### WORK TO DO:
Scan the entries below for the word "pluriel". Copy each line that has it.

'''

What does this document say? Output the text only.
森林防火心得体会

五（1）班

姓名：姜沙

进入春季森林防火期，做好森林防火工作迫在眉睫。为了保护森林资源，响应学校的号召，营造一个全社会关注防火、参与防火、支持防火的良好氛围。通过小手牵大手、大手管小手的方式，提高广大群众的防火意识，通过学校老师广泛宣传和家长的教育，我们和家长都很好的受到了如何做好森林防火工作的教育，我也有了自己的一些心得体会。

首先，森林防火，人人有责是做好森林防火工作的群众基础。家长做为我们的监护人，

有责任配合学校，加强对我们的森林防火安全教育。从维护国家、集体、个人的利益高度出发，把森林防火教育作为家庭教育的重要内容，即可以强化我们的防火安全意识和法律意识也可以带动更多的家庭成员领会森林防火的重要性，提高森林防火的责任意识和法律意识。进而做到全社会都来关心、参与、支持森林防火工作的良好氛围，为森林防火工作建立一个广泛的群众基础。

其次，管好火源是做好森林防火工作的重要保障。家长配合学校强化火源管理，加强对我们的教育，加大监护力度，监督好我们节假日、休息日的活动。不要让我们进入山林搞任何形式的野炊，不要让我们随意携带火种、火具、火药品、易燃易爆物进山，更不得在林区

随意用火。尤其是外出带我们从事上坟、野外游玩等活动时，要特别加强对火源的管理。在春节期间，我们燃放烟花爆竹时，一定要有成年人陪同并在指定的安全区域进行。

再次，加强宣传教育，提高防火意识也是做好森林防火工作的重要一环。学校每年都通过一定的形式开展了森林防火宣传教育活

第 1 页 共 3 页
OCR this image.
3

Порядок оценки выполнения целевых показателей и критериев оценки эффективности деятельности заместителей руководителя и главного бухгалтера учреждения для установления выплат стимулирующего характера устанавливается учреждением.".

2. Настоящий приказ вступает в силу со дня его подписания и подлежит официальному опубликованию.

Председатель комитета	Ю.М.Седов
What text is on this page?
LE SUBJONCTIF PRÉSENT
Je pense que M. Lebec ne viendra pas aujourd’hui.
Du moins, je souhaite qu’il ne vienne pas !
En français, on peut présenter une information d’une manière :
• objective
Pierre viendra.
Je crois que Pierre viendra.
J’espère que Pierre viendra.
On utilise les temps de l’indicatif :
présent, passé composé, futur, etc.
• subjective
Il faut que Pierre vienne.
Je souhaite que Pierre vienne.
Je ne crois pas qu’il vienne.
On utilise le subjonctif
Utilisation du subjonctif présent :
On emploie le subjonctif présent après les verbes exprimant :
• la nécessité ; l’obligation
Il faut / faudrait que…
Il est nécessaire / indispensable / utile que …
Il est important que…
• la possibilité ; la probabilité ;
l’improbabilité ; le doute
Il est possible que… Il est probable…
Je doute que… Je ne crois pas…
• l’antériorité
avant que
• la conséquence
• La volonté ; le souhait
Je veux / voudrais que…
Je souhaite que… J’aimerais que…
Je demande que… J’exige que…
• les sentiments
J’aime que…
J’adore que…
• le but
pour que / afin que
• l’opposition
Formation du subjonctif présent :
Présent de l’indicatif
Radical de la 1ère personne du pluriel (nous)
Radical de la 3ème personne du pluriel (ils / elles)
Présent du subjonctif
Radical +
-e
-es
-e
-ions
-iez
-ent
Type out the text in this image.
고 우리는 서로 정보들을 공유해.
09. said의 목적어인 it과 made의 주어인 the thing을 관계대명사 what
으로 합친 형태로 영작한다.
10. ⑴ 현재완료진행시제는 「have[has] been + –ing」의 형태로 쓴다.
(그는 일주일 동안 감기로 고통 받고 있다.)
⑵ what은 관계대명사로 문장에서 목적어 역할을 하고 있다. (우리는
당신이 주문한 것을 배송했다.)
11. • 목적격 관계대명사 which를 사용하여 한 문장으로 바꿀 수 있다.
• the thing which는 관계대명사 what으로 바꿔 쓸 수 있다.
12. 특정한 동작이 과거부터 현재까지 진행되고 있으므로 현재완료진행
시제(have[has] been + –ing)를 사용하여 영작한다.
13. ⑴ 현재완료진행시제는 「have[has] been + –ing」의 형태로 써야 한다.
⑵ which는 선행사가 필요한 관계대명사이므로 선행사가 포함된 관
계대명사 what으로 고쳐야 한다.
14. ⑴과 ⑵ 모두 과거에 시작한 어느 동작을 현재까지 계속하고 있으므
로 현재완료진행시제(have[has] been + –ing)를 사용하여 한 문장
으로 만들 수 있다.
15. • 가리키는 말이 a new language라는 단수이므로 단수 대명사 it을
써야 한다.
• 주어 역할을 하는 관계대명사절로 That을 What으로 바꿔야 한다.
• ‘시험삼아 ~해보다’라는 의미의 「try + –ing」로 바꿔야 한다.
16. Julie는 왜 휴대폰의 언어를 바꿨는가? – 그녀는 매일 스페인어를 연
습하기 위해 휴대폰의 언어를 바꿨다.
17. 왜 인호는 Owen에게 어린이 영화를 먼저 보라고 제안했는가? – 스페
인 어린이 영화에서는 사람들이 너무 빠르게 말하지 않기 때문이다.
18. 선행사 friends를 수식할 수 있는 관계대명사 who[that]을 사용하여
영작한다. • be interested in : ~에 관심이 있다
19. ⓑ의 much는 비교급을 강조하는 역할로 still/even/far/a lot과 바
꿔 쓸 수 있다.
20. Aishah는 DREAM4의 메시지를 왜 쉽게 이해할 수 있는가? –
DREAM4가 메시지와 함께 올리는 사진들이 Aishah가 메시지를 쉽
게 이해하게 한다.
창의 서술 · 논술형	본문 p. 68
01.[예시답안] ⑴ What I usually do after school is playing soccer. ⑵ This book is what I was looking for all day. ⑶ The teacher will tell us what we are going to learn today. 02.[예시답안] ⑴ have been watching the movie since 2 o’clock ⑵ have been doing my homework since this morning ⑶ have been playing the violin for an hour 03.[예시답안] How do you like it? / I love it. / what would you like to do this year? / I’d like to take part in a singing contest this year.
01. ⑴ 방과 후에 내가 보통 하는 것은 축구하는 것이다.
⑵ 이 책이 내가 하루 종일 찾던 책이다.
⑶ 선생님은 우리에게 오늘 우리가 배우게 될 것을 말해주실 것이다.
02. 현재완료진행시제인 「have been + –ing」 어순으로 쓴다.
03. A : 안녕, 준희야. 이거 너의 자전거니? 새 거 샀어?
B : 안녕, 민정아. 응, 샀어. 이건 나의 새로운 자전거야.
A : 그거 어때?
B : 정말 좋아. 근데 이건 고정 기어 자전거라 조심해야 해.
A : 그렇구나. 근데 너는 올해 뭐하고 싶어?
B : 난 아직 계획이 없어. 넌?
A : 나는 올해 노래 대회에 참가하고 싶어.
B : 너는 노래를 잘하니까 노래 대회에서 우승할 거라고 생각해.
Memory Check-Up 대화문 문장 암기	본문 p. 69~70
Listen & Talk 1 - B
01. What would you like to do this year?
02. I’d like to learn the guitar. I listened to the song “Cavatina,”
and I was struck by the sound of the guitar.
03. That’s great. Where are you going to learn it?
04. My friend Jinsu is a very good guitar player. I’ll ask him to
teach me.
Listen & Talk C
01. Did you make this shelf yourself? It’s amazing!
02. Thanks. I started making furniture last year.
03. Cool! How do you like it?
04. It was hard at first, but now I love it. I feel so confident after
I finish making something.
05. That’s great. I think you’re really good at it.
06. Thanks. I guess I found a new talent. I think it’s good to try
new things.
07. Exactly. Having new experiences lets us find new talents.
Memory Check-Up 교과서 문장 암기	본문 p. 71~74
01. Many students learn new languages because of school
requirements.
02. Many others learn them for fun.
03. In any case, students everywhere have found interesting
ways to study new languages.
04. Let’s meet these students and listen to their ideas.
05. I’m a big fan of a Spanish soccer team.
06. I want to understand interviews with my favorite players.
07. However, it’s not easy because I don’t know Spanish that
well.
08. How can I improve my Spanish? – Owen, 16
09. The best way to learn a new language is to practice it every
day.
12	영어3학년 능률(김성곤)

'''

### SOLUTION TO THIS PROBLEM:
Radical de la 1ère personne du pluriel (nous)
Radical de la 3ème personne du pluriel (ils / elles)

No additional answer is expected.